→ What needs to be done
Copy every line with the string "Databowl" in it.
++++++
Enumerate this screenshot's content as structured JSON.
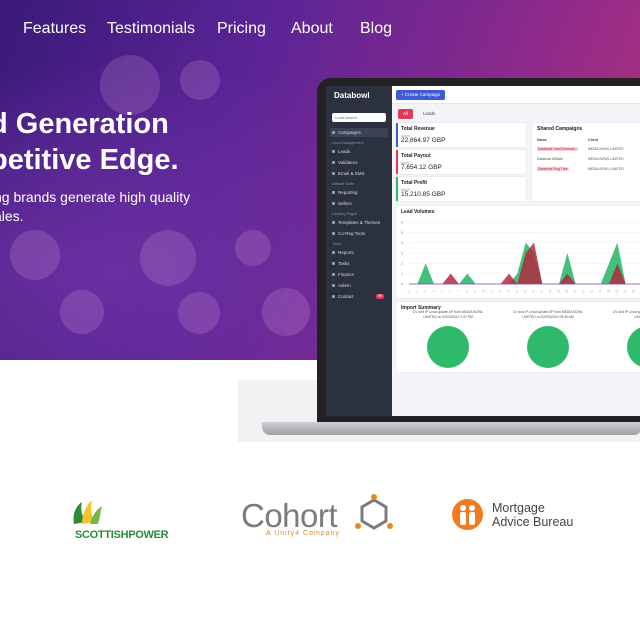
{
  "nav": {
    "items": [
      "Features",
      "Testimonials",
      "Pricing",
      "About",
      "Blog"
    ]
  },
  "hero": {
    "headline_line1": "d Generation",
    "headline_line2": "petitive Edge.",
    "subtext_line1": "ng brands generate high quality",
    "subtext_line2": "ales."
  },
  "app": {
    "brand": "Databowl",
    "search_placeholder": "Lead search",
    "create_button": "+ Create Campaign",
    "tabs": [
      "All",
      "Leads"
    ],
    "sidebar": [
      {
        "label": "Campaigns",
        "type": "item",
        "active": true
      },
      {
        "label": "Lead Management",
        "type": "head"
      },
      {
        "label": "Leads",
        "type": "item"
      },
      {
        "label": "Validators",
        "type": "item"
      },
      {
        "label": "Email & SMS",
        "type": "item"
      },
      {
        "label": "Affiliate Suite",
        "type": "head"
      },
      {
        "label": "Reporting",
        "type": "item"
      },
      {
        "label": "Sellers",
        "type": "item"
      },
      {
        "label": "Landing Pages",
        "type": "head"
      },
      {
        "label": "Templates & Themes",
        "type": "item"
      },
      {
        "label": "Co-Reg Tools",
        "type": "item"
      },
      {
        "label": "Tools",
        "type": "head"
      },
      {
        "label": "Reports",
        "type": "item"
      },
      {
        "label": "Tasks",
        "type": "item"
      },
      {
        "label": "Finance",
        "type": "item"
      },
      {
        "label": "Admin",
        "type": "item"
      },
      {
        "label": "Contact",
        "type": "item",
        "badge": "99"
      }
    ],
    "stats": [
      {
        "title": "Total Revenue",
        "sub": "Month",
        "value": "22,864.97 GBP",
        "color": "#3f5bd8"
      },
      {
        "title": "Total Payout",
        "sub": "Month",
        "value": "7,654.12 GBP",
        "color": "#e03b52"
      },
      {
        "title": "Total Profit",
        "sub": "Month",
        "value": "15,210.85 GBP",
        "color": "#2fba6b"
      }
    ],
    "shared": {
      "title": "Shared Campaigns",
      "headers": [
        "Name",
        "Client"
      ],
      "rows": [
        {
          "name": "Databowl Lead Generati...",
          "client": "MEDIA BOWL LIMITED"
        },
        {
          "name": "Databowl Affiliate",
          "client": "MEDIA BOWL LIMITED"
        },
        {
          "name": "Databowl Ping Tree",
          "client": "MEDIA BOWL LIMITED"
        }
      ]
    },
    "volumes_title": "Lead Volumes",
    "import_title": "Import Summary",
    "imports": [
      {
        "caption": "CV and IP Lead update AP from MEDIA BOWL LIMITED on 02/03/2022 2:37 PM"
      },
      {
        "caption": "CV and IP Lead update AP from MEDIA BOWL LIMITED on 02/03/2022 08:36 AM"
      },
      {
        "caption": "CV and IP Lead update AP from MEDIA BOWL LIMITED on 02/03"
      }
    ]
  },
  "chart_data": {
    "type": "area",
    "title": "Lead Volumes",
    "ylim": [
      0,
      6
    ],
    "y_ticks": [
      0,
      1,
      2,
      3,
      4,
      5,
      6
    ],
    "x": [
      "1",
      "2",
      "3",
      "4",
      "5",
      "6",
      "7",
      "8",
      "9",
      "10",
      "11",
      "12",
      "13",
      "14",
      "15",
      "16",
      "17",
      "18",
      "19",
      "20",
      "21",
      "22",
      "23",
      "24",
      "25",
      "26",
      "27",
      "28",
      "29",
      "30",
      "31"
    ],
    "series": [
      {
        "color": "#2fba6b",
        "values": [
          0,
          0,
          2,
          0,
          0,
          0,
          0,
          1,
          0,
          0,
          0,
          0,
          0,
          1,
          4,
          3,
          0,
          0,
          0,
          3,
          0,
          0,
          0,
          0,
          2,
          4,
          0,
          0,
          0,
          0,
          0
        ]
      },
      {
        "color": "#b02a3e",
        "values": [
          0,
          0,
          0,
          0,
          0,
          1,
          0,
          0,
          0,
          0,
          0,
          0,
          1,
          0,
          3,
          4,
          0,
          0,
          0,
          1,
          0,
          0,
          0,
          0,
          0,
          2,
          0,
          0,
          0,
          0,
          0
        ]
      }
    ]
  },
  "logos": {
    "scottishpower": "SCOTTISHPOWER",
    "cohort": "Cohort",
    "cohort_sub": "A Unity4 Company",
    "mab_line1": "Mortgage",
    "mab_line2": "Advice Bureau"
  }
}
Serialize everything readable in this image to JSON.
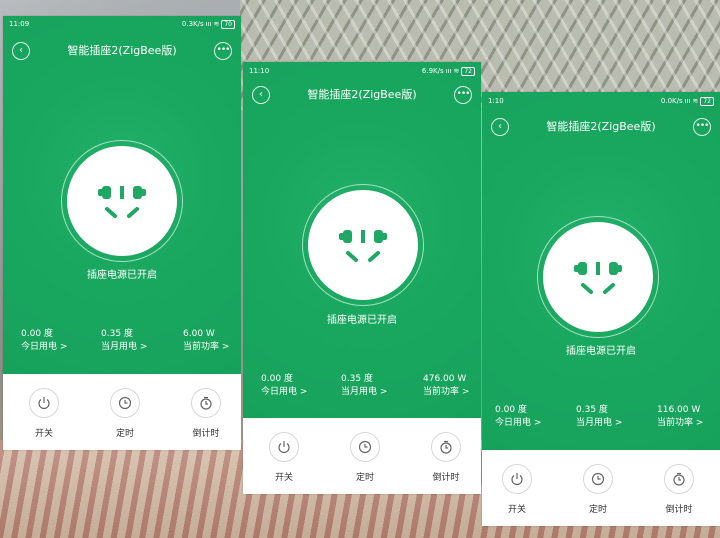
{
  "screens": [
    {
      "status_time": "11:09",
      "net_speed": "0.3K/s",
      "battery": "70",
      "title": "智能插座2(ZigBee版)",
      "status_text": "插座电源已开启",
      "stats": [
        {
          "value": "0.00 度",
          "label": "今日用电 >"
        },
        {
          "value": "0.35 度",
          "label": "当月用电 >"
        },
        {
          "value": "6.00 W",
          "label": "当前功率 >"
        }
      ]
    },
    {
      "status_time": "11:10",
      "net_speed": "6.9K/s",
      "battery": "72",
      "title": "智能插座2(ZigBee版)",
      "status_text": "插座电源已开启",
      "stats": [
        {
          "value": "0.00 度",
          "label": "今日用电 >"
        },
        {
          "value": "0.35 度",
          "label": "当月用电 >"
        },
        {
          "value": "476.00 W",
          "label": "当前功率 >"
        }
      ]
    },
    {
      "status_time": "1:10",
      "net_speed": "0.0K/s",
      "battery": "72",
      "title": "智能插座2(ZigBee版)",
      "status_text": "插座电源已开启",
      "stats": [
        {
          "value": "0.00 度",
          "label": "今日用电 >"
        },
        {
          "value": "0.35 度",
          "label": "当月用电 >"
        },
        {
          "value": "116.00 W",
          "label": "当前功率 >"
        }
      ]
    }
  ],
  "controls": {
    "power": "开关",
    "timer": "定时",
    "countdown": "倒计时"
  },
  "icons": {
    "back": "chevron-left-icon",
    "more": "more-dots-icon",
    "power": "power-icon",
    "timer": "clock-icon",
    "countdown": "stopwatch-icon"
  },
  "colors": {
    "accent_green": "#19a75f",
    "socket_green": "#1fa864"
  }
}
++++++
→ Finished answer
    "brand": "Databowl",
          "name": "Databowl Lead Generati...",
          "name": "Databowl Affiliate",
          "name": "Databowl Ping Tree",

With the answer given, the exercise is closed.